DIRECTIVE: Output a single figure: the number of lines in which the word "госпитализации" appears.

[begin MATERIAL]

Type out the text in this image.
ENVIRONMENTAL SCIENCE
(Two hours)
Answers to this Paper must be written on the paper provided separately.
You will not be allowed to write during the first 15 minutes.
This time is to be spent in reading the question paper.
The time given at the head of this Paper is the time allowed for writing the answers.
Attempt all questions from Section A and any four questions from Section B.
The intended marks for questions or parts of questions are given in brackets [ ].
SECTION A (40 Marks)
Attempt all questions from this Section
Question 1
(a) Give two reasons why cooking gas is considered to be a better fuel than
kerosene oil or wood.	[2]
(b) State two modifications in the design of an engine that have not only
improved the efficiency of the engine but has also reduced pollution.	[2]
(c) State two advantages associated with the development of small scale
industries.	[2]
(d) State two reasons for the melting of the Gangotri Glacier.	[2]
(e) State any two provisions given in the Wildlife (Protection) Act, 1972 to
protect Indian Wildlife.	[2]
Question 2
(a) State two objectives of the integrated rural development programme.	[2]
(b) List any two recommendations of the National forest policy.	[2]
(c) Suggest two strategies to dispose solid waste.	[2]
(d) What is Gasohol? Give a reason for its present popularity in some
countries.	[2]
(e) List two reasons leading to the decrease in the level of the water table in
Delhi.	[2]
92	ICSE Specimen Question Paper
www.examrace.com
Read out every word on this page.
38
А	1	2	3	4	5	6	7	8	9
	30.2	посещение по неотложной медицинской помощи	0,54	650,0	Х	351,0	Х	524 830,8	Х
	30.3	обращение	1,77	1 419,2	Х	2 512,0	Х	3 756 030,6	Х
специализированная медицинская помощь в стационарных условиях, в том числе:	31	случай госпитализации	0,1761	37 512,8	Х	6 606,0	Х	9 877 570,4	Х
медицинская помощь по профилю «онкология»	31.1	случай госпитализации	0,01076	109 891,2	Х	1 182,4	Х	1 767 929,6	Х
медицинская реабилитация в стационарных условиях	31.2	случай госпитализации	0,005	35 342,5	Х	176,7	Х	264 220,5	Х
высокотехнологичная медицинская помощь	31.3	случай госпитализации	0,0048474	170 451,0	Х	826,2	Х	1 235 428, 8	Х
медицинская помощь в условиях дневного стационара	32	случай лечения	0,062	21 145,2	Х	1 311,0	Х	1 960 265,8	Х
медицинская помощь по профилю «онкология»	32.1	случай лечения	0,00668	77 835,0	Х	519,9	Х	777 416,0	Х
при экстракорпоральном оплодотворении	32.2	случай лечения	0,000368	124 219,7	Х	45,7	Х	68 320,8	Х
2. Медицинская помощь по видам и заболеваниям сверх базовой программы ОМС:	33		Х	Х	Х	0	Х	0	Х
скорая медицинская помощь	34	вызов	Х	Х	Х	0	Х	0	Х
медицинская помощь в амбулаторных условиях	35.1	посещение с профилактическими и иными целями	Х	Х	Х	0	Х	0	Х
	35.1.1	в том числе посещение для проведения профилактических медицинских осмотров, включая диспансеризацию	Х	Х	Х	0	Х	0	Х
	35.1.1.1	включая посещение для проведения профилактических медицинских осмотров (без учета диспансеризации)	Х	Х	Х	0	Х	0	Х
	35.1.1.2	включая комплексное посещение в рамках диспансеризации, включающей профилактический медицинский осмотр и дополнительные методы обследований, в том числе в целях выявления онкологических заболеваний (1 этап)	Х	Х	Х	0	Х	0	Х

[end MATERIAL]

ANSWER BELOW: 4